_Extracted entries_.
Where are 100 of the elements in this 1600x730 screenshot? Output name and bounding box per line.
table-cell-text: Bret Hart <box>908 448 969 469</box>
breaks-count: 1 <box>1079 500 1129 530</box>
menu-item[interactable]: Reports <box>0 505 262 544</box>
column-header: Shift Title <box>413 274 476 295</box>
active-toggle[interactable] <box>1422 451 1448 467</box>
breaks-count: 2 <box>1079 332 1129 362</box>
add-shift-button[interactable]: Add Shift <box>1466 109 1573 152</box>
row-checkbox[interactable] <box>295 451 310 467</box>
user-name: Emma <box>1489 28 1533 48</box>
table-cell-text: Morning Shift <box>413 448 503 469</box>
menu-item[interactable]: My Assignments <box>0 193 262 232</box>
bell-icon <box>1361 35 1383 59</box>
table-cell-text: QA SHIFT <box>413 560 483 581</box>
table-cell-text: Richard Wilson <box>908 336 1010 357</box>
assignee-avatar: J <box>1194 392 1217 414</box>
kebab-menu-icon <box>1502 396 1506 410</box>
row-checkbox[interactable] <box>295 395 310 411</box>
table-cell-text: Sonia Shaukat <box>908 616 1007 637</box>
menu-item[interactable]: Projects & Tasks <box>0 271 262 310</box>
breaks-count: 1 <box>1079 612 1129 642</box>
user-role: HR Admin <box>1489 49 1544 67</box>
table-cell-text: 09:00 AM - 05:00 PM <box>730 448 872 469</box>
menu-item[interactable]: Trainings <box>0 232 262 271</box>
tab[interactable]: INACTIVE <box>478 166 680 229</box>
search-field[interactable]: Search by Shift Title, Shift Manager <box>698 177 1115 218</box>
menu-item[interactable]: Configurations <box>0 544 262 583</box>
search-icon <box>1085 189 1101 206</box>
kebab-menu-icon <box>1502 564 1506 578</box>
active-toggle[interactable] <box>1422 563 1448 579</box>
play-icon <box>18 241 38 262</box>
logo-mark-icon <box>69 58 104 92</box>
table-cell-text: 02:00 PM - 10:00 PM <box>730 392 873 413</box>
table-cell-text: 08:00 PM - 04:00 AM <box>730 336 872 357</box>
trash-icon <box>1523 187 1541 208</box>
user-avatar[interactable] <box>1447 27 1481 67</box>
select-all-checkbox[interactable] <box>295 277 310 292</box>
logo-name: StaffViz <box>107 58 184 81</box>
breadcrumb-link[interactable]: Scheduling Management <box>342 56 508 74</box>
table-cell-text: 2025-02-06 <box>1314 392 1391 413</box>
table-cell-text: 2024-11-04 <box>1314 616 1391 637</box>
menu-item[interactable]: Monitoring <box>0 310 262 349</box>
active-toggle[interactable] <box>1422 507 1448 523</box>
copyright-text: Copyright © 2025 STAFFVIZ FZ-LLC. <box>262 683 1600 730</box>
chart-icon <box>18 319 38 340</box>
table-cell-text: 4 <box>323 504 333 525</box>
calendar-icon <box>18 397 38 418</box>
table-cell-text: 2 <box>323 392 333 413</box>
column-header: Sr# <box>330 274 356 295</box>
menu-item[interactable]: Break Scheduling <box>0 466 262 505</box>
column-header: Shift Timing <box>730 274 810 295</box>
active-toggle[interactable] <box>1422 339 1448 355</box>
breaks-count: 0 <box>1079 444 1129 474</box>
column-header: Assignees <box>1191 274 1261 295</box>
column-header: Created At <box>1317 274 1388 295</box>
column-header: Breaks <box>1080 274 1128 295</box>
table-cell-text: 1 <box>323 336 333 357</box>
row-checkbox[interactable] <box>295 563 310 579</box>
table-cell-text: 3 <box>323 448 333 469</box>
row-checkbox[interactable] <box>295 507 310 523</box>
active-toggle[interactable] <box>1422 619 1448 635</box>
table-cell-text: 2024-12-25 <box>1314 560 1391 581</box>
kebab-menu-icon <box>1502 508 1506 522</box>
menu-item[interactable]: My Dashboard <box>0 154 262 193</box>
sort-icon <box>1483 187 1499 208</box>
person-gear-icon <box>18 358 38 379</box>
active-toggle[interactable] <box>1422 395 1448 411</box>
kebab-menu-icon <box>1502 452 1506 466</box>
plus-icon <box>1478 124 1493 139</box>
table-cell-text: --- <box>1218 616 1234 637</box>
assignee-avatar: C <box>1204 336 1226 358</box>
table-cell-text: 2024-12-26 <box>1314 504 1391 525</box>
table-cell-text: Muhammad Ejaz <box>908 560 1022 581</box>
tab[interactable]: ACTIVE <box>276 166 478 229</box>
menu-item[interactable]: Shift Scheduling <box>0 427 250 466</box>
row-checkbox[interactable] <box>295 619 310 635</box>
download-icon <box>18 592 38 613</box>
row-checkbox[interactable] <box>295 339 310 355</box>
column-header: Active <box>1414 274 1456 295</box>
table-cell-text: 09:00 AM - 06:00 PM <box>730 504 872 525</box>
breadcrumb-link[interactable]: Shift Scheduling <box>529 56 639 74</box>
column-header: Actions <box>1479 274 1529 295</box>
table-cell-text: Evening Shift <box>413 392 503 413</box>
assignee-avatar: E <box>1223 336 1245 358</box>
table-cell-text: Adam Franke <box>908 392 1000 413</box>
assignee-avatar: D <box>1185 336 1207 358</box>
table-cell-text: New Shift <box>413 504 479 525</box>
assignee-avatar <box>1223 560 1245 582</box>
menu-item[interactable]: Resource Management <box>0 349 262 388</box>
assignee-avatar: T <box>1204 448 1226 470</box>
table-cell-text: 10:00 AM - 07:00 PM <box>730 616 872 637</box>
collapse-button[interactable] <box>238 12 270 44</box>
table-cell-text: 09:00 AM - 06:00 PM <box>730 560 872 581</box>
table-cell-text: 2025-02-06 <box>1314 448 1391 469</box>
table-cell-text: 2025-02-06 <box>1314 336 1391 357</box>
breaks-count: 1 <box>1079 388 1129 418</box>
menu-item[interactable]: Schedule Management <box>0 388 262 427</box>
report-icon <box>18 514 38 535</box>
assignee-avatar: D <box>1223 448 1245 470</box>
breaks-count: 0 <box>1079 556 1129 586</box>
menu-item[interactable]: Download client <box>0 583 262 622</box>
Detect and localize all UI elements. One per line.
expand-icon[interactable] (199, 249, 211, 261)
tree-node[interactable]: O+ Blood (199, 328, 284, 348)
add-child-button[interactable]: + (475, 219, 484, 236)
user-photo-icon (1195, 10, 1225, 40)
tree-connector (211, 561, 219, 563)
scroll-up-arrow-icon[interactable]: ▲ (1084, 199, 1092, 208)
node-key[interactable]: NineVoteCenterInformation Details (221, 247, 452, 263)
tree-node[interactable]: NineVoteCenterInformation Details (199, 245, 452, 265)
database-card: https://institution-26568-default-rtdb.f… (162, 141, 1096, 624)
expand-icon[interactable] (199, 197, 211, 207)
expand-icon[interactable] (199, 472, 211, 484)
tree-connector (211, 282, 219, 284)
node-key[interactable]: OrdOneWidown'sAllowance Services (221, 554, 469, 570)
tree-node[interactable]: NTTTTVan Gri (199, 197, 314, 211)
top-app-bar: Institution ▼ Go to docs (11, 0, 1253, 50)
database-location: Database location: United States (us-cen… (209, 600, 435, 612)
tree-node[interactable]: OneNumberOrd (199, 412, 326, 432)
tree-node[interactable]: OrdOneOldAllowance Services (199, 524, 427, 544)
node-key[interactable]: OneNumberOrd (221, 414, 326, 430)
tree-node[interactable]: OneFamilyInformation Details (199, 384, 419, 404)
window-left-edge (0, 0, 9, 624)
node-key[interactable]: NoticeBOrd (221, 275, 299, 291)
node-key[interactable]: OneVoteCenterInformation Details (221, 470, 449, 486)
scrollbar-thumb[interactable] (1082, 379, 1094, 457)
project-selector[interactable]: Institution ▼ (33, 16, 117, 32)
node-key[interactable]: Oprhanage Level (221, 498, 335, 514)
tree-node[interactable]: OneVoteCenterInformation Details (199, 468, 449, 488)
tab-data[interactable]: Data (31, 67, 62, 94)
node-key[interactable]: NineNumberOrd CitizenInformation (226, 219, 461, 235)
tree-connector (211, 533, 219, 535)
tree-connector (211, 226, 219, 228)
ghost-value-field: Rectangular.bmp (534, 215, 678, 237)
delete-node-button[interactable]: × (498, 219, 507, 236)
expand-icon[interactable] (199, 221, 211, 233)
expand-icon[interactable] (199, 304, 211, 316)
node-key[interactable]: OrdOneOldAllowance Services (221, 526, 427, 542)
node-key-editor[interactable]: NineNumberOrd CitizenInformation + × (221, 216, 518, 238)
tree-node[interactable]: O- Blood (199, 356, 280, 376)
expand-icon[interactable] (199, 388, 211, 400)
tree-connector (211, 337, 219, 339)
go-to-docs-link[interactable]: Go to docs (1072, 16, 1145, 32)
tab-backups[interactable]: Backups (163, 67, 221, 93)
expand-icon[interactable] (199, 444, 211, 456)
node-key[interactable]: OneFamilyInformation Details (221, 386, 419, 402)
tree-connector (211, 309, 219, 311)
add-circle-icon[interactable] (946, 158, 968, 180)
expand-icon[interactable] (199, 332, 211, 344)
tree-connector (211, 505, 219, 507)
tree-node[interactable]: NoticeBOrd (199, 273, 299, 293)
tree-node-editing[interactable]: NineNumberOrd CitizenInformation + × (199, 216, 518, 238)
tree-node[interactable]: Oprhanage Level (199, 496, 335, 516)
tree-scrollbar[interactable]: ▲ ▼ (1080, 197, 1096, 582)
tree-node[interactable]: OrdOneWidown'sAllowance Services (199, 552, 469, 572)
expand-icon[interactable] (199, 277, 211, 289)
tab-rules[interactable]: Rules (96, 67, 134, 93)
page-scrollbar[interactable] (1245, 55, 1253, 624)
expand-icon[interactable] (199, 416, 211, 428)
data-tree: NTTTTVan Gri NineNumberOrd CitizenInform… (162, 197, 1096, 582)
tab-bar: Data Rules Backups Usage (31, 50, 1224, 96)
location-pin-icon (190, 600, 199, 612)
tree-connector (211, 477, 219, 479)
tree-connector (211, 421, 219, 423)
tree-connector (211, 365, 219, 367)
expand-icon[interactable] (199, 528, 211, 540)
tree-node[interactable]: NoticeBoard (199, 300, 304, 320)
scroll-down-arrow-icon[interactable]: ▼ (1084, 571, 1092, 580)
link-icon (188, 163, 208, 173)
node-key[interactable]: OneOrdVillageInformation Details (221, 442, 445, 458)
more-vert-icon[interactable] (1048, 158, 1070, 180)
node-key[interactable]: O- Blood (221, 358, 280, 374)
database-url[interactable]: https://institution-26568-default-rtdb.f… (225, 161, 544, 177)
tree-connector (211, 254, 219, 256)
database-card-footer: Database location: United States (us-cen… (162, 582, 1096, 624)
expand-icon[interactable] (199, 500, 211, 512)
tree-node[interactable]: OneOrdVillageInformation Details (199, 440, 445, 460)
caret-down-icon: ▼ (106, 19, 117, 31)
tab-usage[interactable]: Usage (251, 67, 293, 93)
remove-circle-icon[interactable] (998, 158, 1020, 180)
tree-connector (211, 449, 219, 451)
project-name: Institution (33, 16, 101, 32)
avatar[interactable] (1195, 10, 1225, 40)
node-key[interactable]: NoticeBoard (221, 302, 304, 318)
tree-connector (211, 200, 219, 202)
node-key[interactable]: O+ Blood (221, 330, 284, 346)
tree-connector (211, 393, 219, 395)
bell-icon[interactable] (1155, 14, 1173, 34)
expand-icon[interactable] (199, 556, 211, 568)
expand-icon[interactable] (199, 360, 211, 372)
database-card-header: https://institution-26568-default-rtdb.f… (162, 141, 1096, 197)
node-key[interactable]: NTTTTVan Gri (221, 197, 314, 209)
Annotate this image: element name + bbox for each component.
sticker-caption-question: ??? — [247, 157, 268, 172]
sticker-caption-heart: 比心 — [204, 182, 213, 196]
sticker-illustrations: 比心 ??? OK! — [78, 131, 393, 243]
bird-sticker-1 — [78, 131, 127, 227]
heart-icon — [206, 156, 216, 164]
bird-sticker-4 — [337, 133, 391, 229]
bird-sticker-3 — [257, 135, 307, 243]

_Set problem_. Please copy out the items word for word, everything from the start of the records down to the line that contains "row-checkbox[interactable] <box>295 451", both ends included.

_Output of the exercise_.
Where are 100 of the elements in this 1600x730 screenshot? Output name and bounding box per line.
table-cell-text: Bret Hart <box>908 448 969 469</box>
breaks-count: 1 <box>1079 500 1129 530</box>
menu-item[interactable]: Reports <box>0 505 262 544</box>
column-header: Shift Title <box>413 274 476 295</box>
active-toggle[interactable] <box>1422 451 1448 467</box>
breaks-count: 2 <box>1079 332 1129 362</box>
add-shift-button[interactable]: Add Shift <box>1466 109 1573 152</box>
row-checkbox[interactable] <box>295 451 310 467</box>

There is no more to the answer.